[RECORDS FOR THE TASK]:

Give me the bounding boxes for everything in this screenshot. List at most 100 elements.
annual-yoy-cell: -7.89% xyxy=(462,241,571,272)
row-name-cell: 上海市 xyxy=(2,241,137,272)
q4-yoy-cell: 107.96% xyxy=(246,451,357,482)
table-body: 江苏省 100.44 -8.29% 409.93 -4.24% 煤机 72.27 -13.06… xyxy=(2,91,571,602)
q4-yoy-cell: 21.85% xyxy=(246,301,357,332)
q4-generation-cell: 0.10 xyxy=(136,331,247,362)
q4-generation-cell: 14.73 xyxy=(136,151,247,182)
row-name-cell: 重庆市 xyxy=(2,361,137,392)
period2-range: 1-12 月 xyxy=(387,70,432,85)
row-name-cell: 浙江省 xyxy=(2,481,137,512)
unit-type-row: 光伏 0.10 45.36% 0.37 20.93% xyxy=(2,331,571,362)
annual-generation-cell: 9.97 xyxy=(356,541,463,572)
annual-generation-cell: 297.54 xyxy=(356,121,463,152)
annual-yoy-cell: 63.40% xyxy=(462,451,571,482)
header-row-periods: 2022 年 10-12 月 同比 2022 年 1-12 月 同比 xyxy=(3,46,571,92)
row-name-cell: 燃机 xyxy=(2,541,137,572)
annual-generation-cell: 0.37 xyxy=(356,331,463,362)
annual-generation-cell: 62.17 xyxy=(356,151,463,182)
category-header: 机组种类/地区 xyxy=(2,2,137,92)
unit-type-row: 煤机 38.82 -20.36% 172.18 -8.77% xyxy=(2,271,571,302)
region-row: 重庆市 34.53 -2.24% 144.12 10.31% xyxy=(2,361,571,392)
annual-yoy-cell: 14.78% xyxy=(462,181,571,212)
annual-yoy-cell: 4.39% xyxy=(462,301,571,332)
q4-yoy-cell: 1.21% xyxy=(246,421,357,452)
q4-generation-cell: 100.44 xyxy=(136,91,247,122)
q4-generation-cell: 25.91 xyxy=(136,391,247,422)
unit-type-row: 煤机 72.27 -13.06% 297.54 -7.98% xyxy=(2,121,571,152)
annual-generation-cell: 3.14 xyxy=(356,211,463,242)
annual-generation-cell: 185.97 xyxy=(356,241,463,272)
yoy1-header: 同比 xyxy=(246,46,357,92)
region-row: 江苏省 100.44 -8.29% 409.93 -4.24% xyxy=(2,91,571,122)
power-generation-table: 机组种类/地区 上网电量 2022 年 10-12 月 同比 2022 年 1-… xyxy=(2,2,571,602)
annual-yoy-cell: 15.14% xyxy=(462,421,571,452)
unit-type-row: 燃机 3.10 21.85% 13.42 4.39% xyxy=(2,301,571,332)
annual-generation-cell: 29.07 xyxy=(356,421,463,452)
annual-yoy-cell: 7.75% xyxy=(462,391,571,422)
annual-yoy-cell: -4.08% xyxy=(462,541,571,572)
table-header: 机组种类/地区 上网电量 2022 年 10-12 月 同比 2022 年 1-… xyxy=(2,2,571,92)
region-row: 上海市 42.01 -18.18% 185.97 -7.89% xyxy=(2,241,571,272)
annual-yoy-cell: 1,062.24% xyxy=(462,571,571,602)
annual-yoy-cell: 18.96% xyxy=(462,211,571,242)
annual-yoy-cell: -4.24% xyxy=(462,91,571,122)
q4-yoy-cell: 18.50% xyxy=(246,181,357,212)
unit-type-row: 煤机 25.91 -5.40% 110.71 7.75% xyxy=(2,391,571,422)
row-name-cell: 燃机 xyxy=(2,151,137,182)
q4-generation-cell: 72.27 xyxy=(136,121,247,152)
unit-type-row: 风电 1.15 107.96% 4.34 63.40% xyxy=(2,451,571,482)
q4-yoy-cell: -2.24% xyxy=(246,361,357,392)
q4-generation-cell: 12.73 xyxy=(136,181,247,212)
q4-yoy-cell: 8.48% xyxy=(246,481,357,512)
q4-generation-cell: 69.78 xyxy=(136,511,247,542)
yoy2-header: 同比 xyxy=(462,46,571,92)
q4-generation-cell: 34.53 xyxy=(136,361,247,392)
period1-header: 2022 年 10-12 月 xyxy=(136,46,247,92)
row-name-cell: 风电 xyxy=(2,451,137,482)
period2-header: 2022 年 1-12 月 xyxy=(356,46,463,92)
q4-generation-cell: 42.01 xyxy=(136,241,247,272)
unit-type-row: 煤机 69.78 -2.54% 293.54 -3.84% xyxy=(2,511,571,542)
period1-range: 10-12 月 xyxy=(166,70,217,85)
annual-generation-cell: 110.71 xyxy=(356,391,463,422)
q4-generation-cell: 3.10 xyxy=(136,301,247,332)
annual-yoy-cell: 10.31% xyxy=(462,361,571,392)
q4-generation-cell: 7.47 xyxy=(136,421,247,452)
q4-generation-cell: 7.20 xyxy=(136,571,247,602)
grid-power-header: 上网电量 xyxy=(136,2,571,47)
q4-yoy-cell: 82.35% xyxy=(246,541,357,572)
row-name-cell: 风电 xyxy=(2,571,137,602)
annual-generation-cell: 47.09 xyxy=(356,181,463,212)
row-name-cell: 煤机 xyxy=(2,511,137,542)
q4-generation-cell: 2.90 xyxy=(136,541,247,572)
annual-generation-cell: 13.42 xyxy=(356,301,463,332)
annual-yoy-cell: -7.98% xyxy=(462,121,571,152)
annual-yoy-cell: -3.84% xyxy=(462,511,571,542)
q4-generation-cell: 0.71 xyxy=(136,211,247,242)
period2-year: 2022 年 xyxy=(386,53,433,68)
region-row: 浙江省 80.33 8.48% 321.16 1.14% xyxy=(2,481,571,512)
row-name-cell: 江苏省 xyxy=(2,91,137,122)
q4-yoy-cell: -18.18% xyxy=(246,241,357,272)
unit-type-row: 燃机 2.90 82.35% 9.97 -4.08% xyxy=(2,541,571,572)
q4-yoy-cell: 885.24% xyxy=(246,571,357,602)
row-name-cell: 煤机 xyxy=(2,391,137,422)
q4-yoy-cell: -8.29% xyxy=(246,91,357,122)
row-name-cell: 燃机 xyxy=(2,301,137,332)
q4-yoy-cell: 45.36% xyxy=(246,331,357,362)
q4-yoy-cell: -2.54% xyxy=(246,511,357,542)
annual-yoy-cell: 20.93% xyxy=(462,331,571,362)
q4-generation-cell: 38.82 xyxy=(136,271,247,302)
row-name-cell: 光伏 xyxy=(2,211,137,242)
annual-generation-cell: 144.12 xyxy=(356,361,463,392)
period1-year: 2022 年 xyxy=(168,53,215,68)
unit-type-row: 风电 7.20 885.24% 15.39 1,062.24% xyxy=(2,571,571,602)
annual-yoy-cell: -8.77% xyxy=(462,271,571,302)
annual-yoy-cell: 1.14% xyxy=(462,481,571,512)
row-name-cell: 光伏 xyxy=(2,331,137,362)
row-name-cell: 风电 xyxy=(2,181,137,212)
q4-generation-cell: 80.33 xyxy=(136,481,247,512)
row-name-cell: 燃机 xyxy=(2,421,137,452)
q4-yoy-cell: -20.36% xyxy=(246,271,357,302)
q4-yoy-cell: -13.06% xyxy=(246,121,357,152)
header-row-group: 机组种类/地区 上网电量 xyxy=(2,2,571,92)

[WORK TO DO]: Copy out the listing above word for word, from its first line down to and including the line that contains "q4-generation-cell: 0.10 xyxy=(136,331,247,362)".

[ANSWER]:
Give me the bounding boxes for everything in this screenshot. List at most 100 elements.
annual-yoy-cell: -7.89% xyxy=(462,241,571,272)
row-name-cell: 上海市 xyxy=(2,241,137,272)
q4-yoy-cell: 107.96% xyxy=(246,451,357,482)
table-body: 江苏省 100.44 -8.29% 409.93 -4.24% 煤机 72.27 -13.06… xyxy=(2,91,571,602)
q4-yoy-cell: 21.85% xyxy=(246,301,357,332)
q4-generation-cell: 0.10 xyxy=(136,331,247,362)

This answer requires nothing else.